WORK REQUIRED ::
Filter these entries so that only lines with the word "this" remain.

MATERIAL TO PROCESS ::
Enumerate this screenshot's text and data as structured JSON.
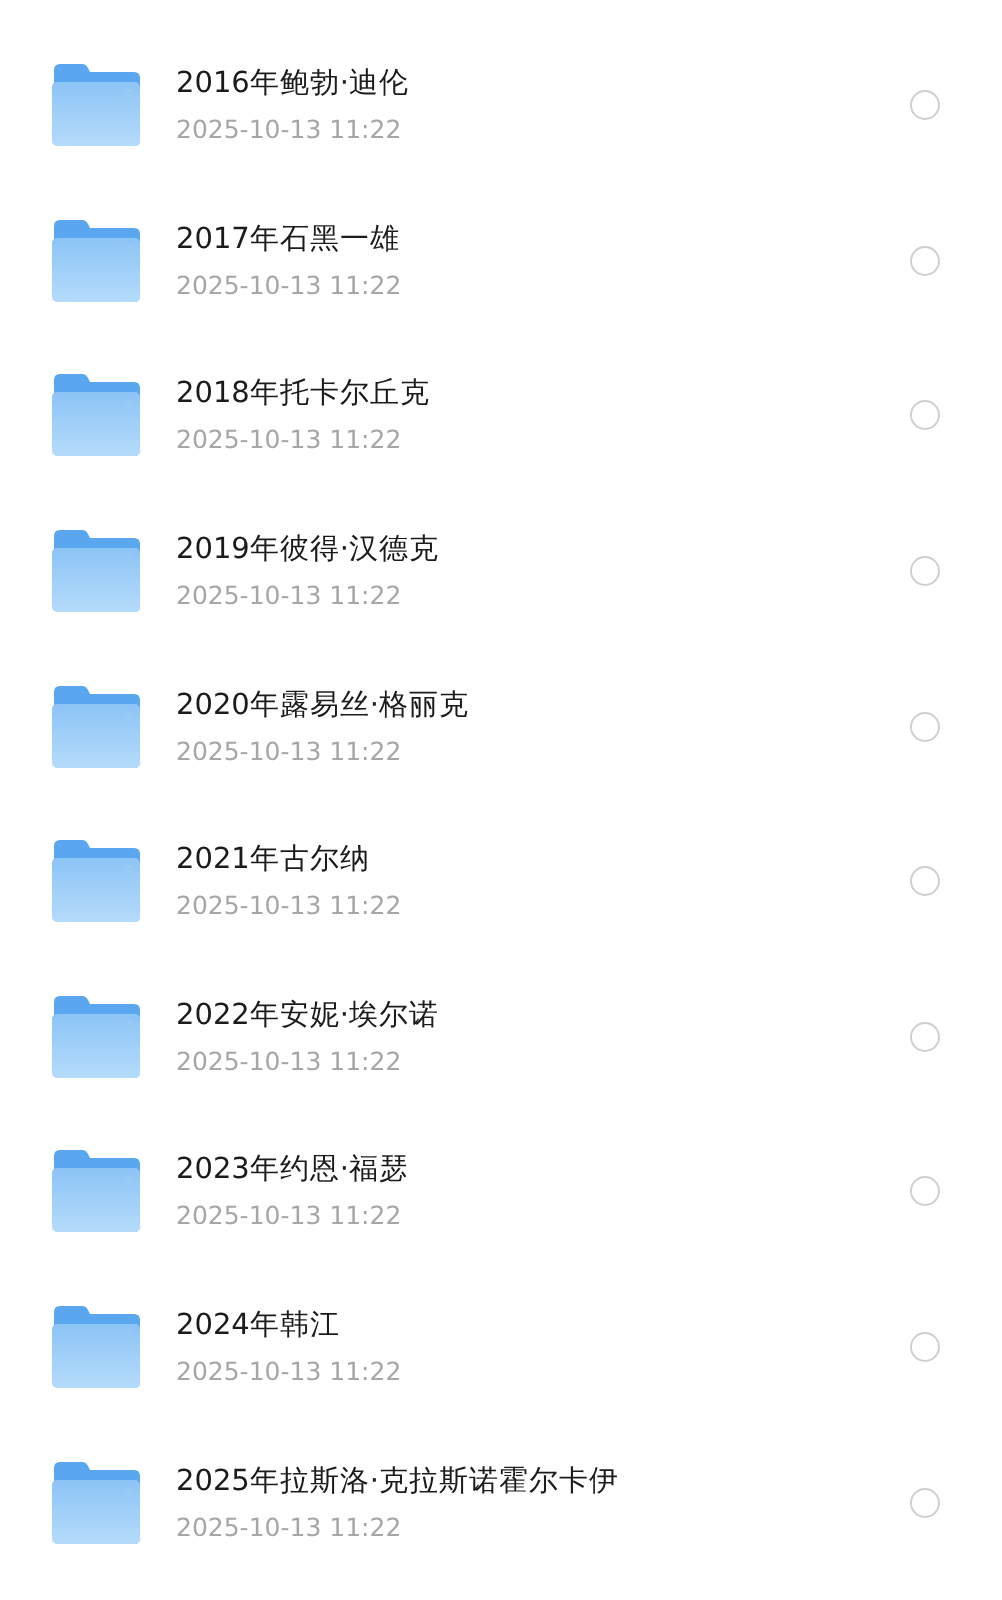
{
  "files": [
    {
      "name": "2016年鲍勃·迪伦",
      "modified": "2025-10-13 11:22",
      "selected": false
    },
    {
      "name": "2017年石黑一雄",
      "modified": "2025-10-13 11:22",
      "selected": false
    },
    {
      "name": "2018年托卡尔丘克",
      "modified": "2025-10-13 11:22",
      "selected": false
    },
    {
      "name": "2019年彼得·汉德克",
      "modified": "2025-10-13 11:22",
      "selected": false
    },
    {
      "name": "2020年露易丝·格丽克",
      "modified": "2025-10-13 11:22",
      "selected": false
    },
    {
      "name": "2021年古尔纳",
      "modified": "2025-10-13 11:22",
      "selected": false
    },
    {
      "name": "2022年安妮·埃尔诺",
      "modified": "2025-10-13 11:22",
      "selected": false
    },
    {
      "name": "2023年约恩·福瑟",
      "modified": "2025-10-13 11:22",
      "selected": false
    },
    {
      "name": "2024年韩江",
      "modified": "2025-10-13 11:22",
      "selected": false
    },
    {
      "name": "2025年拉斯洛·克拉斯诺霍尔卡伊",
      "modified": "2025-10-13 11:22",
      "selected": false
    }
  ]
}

---

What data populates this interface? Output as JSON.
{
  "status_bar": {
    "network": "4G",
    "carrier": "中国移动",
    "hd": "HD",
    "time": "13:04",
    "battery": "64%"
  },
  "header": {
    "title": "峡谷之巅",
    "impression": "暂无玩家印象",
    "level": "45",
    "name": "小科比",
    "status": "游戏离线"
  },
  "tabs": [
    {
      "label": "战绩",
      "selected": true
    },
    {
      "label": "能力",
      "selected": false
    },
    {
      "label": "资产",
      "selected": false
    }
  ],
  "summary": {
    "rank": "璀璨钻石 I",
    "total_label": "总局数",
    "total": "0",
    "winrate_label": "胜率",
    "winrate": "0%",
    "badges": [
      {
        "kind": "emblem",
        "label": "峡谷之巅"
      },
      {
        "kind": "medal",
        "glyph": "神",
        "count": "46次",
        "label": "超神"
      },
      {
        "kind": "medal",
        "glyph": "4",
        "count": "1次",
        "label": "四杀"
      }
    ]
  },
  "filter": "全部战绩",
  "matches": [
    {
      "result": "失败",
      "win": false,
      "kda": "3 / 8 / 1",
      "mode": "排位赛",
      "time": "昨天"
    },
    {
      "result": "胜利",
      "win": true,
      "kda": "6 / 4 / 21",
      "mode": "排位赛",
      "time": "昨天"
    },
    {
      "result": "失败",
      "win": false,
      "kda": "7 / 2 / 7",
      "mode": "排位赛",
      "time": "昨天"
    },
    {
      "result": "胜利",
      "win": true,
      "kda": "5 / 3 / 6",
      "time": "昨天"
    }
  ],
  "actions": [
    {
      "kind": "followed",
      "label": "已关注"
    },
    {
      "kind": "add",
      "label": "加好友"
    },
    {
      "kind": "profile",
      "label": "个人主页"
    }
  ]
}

ANSWER FOR THE TASK ::
Enumerate this screenshot's text and data as structured JSON.
What data populates this interface? Output as JSON.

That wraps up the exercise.